#### Task details:
Repeat the entire listing exactly.

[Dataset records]
========

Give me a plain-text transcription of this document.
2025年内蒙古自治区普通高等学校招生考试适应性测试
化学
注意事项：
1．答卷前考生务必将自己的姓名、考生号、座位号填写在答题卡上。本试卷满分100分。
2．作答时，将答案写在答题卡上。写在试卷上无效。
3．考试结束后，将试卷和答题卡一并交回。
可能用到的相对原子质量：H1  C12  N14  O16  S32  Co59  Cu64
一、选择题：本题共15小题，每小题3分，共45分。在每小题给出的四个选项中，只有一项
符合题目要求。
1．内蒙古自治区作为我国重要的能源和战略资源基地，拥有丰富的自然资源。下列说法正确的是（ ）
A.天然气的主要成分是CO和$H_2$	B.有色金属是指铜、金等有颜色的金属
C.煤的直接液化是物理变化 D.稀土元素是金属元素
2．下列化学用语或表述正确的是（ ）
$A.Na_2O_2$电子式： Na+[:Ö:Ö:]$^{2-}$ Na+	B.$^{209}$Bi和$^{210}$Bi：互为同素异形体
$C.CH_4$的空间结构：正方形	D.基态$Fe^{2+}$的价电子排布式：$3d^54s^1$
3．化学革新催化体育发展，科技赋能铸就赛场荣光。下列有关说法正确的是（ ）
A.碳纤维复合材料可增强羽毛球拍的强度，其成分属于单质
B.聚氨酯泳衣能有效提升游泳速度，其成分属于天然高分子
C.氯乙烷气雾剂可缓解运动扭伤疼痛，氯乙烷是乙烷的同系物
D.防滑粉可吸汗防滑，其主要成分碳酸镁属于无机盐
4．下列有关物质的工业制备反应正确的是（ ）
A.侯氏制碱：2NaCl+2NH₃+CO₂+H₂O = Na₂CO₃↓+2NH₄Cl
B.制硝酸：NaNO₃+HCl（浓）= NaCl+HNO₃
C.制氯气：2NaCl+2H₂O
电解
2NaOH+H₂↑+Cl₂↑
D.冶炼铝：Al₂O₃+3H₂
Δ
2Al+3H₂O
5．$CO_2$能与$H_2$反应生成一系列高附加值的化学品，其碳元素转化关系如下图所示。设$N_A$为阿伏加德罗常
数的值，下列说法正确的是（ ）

========

#### Answer to this problem:
Give me a plain-text transcription of this document.
2025年内蒙古自治区普通高等学校招生考试适应性测试
化学
注意事项：
1．答卷前考生务必将自己的姓名、考生号、座位号填写在答题卡上。本试卷满分100分。
2．作答时，将答案写在答题卡上。写在试卷上无效。
3．考试结束后，将试卷和答题卡一并交回。
可能用到的相对原子质量：H1  C12  N14  O16  S32  Co59  Cu64
一、选择题：本题共15小题，每小题3分，共45分。在每小题给出的四个选项中，只有一项
符合题目要求。
1．内蒙古自治区作为我国重要的能源和战略资源基地，拥有丰富的自然资源。下列说法正确的是（ ）
A.天然气的主要成分是CO和$H_2$	B.有色金属是指铜、金等有颜色的金属
C.煤的直接液化是物理变化 D.稀土元素是金属元素
2．下列化学用语或表述正确的是（ ）
$A.Na_2O_2$电子式： Na+[:Ö:Ö:]$^{2-}$ Na+	B.$^{209}$Bi和$^{210}$Bi：互为同素异形体
$C.CH_4$的空间结构：正方形	D.基态$Fe^{2+}$的价电子排布式：$3d^54s^1$
3．化学革新催化体育发展，科技赋能铸就赛场荣光。下列有关说法正确的是（ ）
A.碳纤维复合材料可增强羽毛球拍的强度，其成分属于单质
B.聚氨酯泳衣能有效提升游泳速度，其成分属于天然高分子
C.氯乙烷气雾剂可缓解运动扭伤疼痛，氯乙烷是乙烷的同系物
D.防滑粉可吸汗防滑，其主要成分碳酸镁属于无机盐
4．下列有关物质的工业制备反应正确的是（ ）
A.侯氏制碱：2NaCl+2NH₃+CO₂+H₂O = Na₂CO₃↓+2NH₄Cl
B.制硝酸：NaNO₃+HCl（浓）= NaCl+HNO₃
C.制氯气：2NaCl+2H₂O
电解
2NaOH+H₂↑+Cl₂↑
D.冶炼铝：Al₂O₃+3H₂
Δ
2Al+3H₂O
5．$CO_2$能与$H_2$反应生成一系列高附加值的化学品，其碳元素转化关系如下图所示。设$N_A$为阿伏加德罗常
数的值，下列说法正确的是（ ）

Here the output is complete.